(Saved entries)
______

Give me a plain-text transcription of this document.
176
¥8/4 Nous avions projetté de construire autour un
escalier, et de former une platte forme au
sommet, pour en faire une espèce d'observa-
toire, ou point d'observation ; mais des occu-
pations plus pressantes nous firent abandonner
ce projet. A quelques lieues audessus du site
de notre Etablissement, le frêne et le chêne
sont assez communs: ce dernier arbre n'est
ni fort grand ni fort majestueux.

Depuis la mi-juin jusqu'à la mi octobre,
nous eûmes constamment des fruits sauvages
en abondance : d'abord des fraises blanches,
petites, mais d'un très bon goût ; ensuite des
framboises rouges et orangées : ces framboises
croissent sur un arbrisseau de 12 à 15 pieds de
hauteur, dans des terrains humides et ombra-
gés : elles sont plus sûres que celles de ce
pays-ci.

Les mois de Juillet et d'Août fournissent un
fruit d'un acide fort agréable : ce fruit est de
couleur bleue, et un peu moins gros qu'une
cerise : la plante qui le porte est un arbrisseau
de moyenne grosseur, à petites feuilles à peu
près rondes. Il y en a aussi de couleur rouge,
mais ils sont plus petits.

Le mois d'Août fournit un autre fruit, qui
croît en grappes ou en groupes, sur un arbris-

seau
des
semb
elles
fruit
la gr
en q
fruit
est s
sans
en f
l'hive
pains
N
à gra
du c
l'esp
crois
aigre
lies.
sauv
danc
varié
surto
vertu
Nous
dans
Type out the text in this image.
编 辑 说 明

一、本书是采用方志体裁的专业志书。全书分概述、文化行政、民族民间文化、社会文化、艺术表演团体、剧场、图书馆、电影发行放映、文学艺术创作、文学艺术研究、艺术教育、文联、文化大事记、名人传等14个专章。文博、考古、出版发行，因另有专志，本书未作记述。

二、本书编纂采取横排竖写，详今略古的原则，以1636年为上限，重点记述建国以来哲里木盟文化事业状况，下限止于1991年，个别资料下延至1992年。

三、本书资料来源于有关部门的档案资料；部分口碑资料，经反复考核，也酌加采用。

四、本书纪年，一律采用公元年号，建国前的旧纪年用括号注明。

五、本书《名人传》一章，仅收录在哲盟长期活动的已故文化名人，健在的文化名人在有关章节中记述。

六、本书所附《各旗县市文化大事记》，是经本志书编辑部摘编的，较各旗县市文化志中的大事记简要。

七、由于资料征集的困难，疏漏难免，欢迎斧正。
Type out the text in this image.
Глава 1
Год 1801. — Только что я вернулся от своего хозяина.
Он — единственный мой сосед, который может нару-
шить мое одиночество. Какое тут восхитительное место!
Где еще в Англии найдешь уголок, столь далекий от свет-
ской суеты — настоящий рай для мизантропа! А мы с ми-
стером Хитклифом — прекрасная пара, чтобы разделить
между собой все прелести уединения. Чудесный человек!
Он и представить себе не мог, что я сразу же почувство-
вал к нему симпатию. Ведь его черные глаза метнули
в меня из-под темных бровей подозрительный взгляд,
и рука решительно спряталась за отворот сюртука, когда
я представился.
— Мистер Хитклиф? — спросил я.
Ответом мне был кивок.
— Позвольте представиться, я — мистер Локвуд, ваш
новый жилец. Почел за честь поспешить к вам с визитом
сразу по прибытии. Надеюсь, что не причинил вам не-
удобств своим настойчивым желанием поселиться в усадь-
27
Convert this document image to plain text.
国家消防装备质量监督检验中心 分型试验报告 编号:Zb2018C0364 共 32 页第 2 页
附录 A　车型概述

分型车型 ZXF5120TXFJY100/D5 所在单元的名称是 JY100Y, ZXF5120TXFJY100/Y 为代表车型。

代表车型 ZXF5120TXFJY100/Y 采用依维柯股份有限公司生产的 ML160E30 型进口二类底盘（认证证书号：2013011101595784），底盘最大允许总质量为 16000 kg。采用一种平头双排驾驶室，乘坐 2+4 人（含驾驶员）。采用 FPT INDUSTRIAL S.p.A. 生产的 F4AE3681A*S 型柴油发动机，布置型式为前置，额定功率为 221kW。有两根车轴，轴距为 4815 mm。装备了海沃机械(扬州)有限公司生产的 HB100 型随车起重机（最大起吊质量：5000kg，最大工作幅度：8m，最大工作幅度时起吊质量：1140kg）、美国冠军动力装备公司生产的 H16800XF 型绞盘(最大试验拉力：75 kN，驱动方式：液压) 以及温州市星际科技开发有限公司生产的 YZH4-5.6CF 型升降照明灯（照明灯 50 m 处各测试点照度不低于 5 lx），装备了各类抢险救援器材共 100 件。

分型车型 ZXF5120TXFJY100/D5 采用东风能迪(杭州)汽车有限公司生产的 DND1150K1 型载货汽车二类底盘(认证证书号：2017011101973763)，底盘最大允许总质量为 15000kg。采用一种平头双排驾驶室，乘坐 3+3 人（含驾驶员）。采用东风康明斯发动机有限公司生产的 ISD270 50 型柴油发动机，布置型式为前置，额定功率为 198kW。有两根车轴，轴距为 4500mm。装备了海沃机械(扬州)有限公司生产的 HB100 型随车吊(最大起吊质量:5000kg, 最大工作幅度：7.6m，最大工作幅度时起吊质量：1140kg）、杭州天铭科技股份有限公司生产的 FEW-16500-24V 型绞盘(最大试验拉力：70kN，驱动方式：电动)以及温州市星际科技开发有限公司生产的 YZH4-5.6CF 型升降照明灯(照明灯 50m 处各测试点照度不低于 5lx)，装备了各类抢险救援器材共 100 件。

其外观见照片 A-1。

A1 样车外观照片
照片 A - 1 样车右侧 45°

______

## [WORK INSTRUCTIONS]
Gather every line from the listing above in which "mois" appears, and copy those lines.

## [ANSWER TO THIS EXERCISE]
Les mois de Juillet et d'Août fournissent un
Le mois d'Août fournit un autre fruit, qui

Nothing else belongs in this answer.